— DATA SUPPLIED —

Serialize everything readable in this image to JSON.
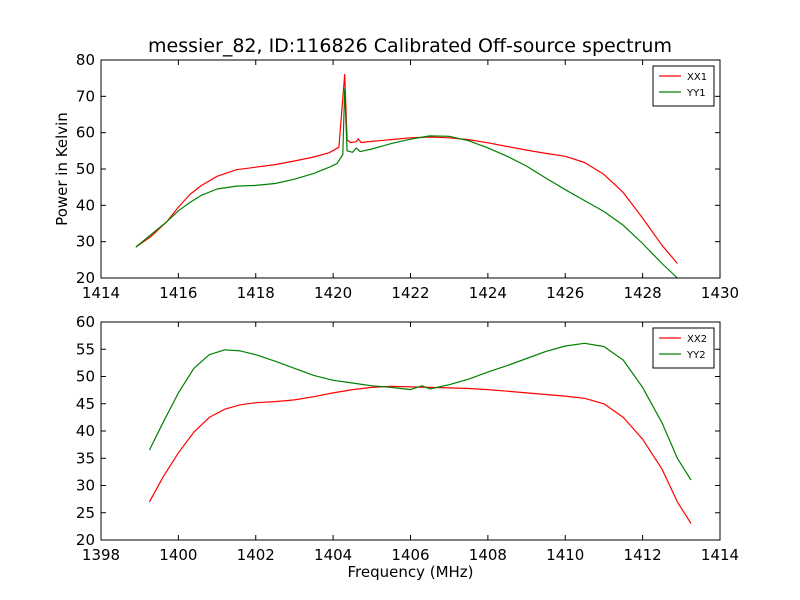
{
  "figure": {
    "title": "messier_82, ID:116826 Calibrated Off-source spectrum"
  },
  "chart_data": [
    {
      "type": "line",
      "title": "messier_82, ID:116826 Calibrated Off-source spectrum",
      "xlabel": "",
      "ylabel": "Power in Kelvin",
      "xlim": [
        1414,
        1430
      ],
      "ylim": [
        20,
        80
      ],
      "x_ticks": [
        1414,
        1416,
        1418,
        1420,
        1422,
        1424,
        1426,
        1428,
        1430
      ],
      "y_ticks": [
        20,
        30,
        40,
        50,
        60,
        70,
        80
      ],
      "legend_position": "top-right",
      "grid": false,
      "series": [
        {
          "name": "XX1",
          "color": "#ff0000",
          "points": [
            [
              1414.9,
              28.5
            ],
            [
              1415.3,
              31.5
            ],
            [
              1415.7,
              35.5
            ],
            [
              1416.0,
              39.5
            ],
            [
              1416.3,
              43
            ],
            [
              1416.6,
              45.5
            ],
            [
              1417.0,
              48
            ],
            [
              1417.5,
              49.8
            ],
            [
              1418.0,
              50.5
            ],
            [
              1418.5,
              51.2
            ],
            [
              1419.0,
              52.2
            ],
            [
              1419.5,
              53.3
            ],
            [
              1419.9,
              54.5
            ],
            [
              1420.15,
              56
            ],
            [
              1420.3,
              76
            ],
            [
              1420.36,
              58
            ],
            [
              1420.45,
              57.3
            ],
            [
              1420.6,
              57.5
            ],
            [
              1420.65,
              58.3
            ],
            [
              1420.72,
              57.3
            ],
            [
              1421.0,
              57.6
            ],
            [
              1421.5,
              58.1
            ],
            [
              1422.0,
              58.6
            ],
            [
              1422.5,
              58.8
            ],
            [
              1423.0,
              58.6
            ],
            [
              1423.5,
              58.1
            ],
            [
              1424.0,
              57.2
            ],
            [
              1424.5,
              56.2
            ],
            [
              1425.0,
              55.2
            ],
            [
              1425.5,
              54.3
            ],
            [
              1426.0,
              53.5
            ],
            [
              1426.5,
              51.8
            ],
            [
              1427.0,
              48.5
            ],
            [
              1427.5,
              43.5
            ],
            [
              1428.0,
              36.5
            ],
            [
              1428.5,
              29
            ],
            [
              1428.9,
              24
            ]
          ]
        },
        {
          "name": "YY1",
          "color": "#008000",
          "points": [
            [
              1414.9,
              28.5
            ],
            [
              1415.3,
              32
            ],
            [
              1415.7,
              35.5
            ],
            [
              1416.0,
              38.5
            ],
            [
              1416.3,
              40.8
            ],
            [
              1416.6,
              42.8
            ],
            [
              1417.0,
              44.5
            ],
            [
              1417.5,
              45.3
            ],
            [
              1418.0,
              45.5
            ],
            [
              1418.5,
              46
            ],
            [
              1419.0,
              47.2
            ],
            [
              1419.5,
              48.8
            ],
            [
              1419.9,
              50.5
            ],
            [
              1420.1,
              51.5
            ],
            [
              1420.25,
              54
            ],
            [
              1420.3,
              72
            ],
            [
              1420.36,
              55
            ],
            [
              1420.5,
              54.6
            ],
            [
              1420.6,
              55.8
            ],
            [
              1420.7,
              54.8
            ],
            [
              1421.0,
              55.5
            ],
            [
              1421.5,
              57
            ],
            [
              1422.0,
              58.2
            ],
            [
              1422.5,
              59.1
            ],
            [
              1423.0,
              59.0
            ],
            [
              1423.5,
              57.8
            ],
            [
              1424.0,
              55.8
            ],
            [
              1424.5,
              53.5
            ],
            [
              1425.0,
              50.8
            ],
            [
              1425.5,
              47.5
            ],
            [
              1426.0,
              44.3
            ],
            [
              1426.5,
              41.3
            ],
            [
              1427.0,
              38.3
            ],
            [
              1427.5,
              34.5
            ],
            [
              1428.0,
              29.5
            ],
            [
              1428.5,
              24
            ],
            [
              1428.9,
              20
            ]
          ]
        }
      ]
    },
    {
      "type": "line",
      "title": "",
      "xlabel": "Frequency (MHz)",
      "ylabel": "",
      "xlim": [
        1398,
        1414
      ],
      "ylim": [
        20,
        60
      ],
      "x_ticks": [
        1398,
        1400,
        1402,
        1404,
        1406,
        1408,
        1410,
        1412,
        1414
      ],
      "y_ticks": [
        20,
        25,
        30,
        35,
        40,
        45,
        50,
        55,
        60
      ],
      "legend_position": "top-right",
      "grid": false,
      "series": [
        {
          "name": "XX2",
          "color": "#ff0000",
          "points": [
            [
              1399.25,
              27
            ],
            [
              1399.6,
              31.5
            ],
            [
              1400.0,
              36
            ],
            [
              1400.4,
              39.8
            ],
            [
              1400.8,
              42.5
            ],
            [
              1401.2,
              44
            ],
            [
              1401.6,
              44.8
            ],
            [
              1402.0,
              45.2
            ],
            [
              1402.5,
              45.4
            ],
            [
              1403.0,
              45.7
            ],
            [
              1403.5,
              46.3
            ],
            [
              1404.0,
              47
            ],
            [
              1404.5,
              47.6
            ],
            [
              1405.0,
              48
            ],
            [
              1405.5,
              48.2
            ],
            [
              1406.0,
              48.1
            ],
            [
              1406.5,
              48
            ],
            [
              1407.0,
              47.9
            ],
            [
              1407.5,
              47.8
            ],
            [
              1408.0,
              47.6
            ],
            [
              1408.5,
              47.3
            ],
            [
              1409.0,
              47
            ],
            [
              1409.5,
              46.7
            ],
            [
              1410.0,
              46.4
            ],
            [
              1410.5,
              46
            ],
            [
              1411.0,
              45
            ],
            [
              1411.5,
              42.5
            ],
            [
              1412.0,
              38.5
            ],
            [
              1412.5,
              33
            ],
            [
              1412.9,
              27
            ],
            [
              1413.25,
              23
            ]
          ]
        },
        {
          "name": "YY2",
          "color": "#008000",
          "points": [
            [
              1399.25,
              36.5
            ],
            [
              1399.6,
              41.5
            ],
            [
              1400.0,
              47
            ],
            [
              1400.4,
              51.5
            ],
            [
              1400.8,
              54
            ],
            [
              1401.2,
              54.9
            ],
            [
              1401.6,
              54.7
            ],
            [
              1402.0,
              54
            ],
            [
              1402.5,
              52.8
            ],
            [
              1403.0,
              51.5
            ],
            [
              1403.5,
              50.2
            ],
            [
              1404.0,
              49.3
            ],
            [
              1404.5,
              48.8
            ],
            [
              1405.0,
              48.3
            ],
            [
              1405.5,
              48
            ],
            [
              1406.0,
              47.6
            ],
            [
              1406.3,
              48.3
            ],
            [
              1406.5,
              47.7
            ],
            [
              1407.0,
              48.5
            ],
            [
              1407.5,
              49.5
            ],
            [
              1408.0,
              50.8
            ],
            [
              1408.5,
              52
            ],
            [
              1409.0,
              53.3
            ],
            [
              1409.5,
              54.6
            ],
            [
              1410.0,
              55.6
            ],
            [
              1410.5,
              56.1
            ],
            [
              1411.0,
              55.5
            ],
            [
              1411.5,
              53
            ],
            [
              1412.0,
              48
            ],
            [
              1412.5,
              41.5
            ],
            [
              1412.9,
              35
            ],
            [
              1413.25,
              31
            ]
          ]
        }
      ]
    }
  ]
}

— WHAT THE EXERCISE ASKS —
Copy the records above exactly, omitting every picture.

— RESULT —
Serialize everything readable in this image to JSON.
{
  "figure": {
    "title": "messier_82, ID:116826 Calibrated Off-source spectrum"
  },
  "chart_data": [
    {
      "type": "line",
      "title": "messier_82, ID:116826 Calibrated Off-source spectrum",
      "xlabel": "",
      "ylabel": "Power in Kelvin",
      "xlim": [
        1414,
        1430
      ],
      "ylim": [
        20,
        80
      ],
      "x_ticks": [
        1414,
        1416,
        1418,
        1420,
        1422,
        1424,
        1426,
        1428,
        1430
      ],
      "y_ticks": [
        20,
        30,
        40,
        50,
        60,
        70,
        80
      ],
      "legend_position": "top-right",
      "grid": false,
      "series": [
        {
          "name": "XX1",
          "color": "#ff0000",
          "points": [
            [
              1414.9,
              28.5
            ],
            [
              1415.3,
              31.5
            ],
            [
              1415.7,
              35.5
            ],
            [
              1416.0,
              39.5
            ],
            [
              1416.3,
              43
            ],
            [
              1416.6,
              45.5
            ],
            [
              1417.0,
              48
            ],
            [
              1417.5,
              49.8
            ],
            [
              1418.0,
              50.5
            ],
            [
              1418.5,
              51.2
            ],
            [
              1419.0,
              52.2
            ],
            [
              1419.5,
              53.3
            ],
            [
              1419.9,
              54.5
            ],
            [
              1420.15,
              56
            ],
            [
              1420.3,
              76
            ],
            [
              1420.36,
              58
            ],
            [
              1420.45,
              57.3
            ],
            [
              1420.6,
              57.5
            ],
            [
              1420.65,
              58.3
            ],
            [
              1420.72,
              57.3
            ],
            [
              1421.0,
              57.6
            ],
            [
              1421.5,
              58.1
            ],
            [
              1422.0,
              58.6
            ],
            [
              1422.5,
              58.8
            ],
            [
              1423.0,
              58.6
            ],
            [
              1423.5,
              58.1
            ],
            [
              1424.0,
              57.2
            ],
            [
              1424.5,
              56.2
            ],
            [
              1425.0,
              55.2
            ],
            [
              1425.5,
              54.3
            ],
            [
              1426.0,
              53.5
            ],
            [
              1426.5,
              51.8
            ],
            [
              1427.0,
              48.5
            ],
            [
              1427.5,
              43.5
            ],
            [
              1428.0,
              36.5
            ],
            [
              1428.5,
              29
            ],
            [
              1428.9,
              24
            ]
          ]
        },
        {
          "name": "YY1",
          "color": "#008000",
          "points": [
            [
              1414.9,
              28.5
            ],
            [
              1415.3,
              32
            ],
            [
              1415.7,
              35.5
            ],
            [
              1416.0,
              38.5
            ],
            [
              1416.3,
              40.8
            ],
            [
              1416.6,
              42.8
            ],
            [
              1417.0,
              44.5
            ],
            [
              1417.5,
              45.3
            ],
            [
              1418.0,
              45.5
            ],
            [
              1418.5,
              46
            ],
            [
              1419.0,
              47.2
            ],
            [
              1419.5,
              48.8
            ],
            [
              1419.9,
              50.5
            ],
            [
              1420.1,
              51.5
            ],
            [
              1420.25,
              54
            ],
            [
              1420.3,
              72
            ],
            [
              1420.36,
              55
            ],
            [
              1420.5,
              54.6
            ],
            [
              1420.6,
              55.8
            ],
            [
              1420.7,
              54.8
            ],
            [
              1421.0,
              55.5
            ],
            [
              1421.5,
              57
            ],
            [
              1422.0,
              58.2
            ],
            [
              1422.5,
              59.1
            ],
            [
              1423.0,
              59.0
            ],
            [
              1423.5,
              57.8
            ],
            [
              1424.0,
              55.8
            ],
            [
              1424.5,
              53.5
            ],
            [
              1425.0,
              50.8
            ],
            [
              1425.5,
              47.5
            ],
            [
              1426.0,
              44.3
            ],
            [
              1426.5,
              41.3
            ],
            [
              1427.0,
              38.3
            ],
            [
              1427.5,
              34.5
            ],
            [
              1428.0,
              29.5
            ],
            [
              1428.5,
              24
            ],
            [
              1428.9,
              20
            ]
          ]
        }
      ]
    },
    {
      "type": "line",
      "title": "",
      "xlabel": "Frequency (MHz)",
      "ylabel": "",
      "xlim": [
        1398,
        1414
      ],
      "ylim": [
        20,
        60
      ],
      "x_ticks": [
        1398,
        1400,
        1402,
        1404,
        1406,
        1408,
        1410,
        1412,
        1414
      ],
      "y_ticks": [
        20,
        25,
        30,
        35,
        40,
        45,
        50,
        55,
        60
      ],
      "legend_position": "top-right",
      "grid": false,
      "series": [
        {
          "name": "XX2",
          "color": "#ff0000",
          "points": [
            [
              1399.25,
              27
            ],
            [
              1399.6,
              31.5
            ],
            [
              1400.0,
              36
            ],
            [
              1400.4,
              39.8
            ],
            [
              1400.8,
              42.5
            ],
            [
              1401.2,
              44
            ],
            [
              1401.6,
              44.8
            ],
            [
              1402.0,
              45.2
            ],
            [
              1402.5,
              45.4
            ],
            [
              1403.0,
              45.7
            ],
            [
              1403.5,
              46.3
            ],
            [
              1404.0,
              47
            ],
            [
              1404.5,
              47.6
            ],
            [
              1405.0,
              48
            ],
            [
              1405.5,
              48.2
            ],
            [
              1406.0,
              48.1
            ],
            [
              1406.5,
              48
            ],
            [
              1407.0,
              47.9
            ],
            [
              1407.5,
              47.8
            ],
            [
              1408.0,
              47.6
            ],
            [
              1408.5,
              47.3
            ],
            [
              1409.0,
              47
            ],
            [
              1409.5,
              46.7
            ],
            [
              1410.0,
              46.4
            ],
            [
              1410.5,
              46
            ],
            [
              1411.0,
              45
            ],
            [
              1411.5,
              42.5
            ],
            [
              1412.0,
              38.5
            ],
            [
              1412.5,
              33
            ],
            [
              1412.9,
              27
            ],
            [
              1413.25,
              23
            ]
          ]
        },
        {
          "name": "YY2",
          "color": "#008000",
          "points": [
            [
              1399.25,
              36.5
            ],
            [
              1399.6,
              41.5
            ],
            [
              1400.0,
              47
            ],
            [
              1400.4,
              51.5
            ],
            [
              1400.8,
              54
            ],
            [
              1401.2,
              54.9
            ],
            [
              1401.6,
              54.7
            ],
            [
              1402.0,
              54
            ],
            [
              1402.5,
              52.8
            ],
            [
              1403.0,
              51.5
            ],
            [
              1403.5,
              50.2
            ],
            [
              1404.0,
              49.3
            ],
            [
              1404.5,
              48.8
            ],
            [
              1405.0,
              48.3
            ],
            [
              1405.5,
              48
            ],
            [
              1406.0,
              47.6
            ],
            [
              1406.3,
              48.3
            ],
            [
              1406.5,
              47.7
            ],
            [
              1407.0,
              48.5
            ],
            [
              1407.5,
              49.5
            ],
            [
              1408.0,
              50.8
            ],
            [
              1408.5,
              52
            ],
            [
              1409.0,
              53.3
            ],
            [
              1409.5,
              54.6
            ],
            [
              1410.0,
              55.6
            ],
            [
              1410.5,
              56.1
            ],
            [
              1411.0,
              55.5
            ],
            [
              1411.5,
              53
            ],
            [
              1412.0,
              48
            ],
            [
              1412.5,
              41.5
            ],
            [
              1412.9,
              35
            ],
            [
              1413.25,
              31
            ]
          ]
        }
      ]
    }
  ]
}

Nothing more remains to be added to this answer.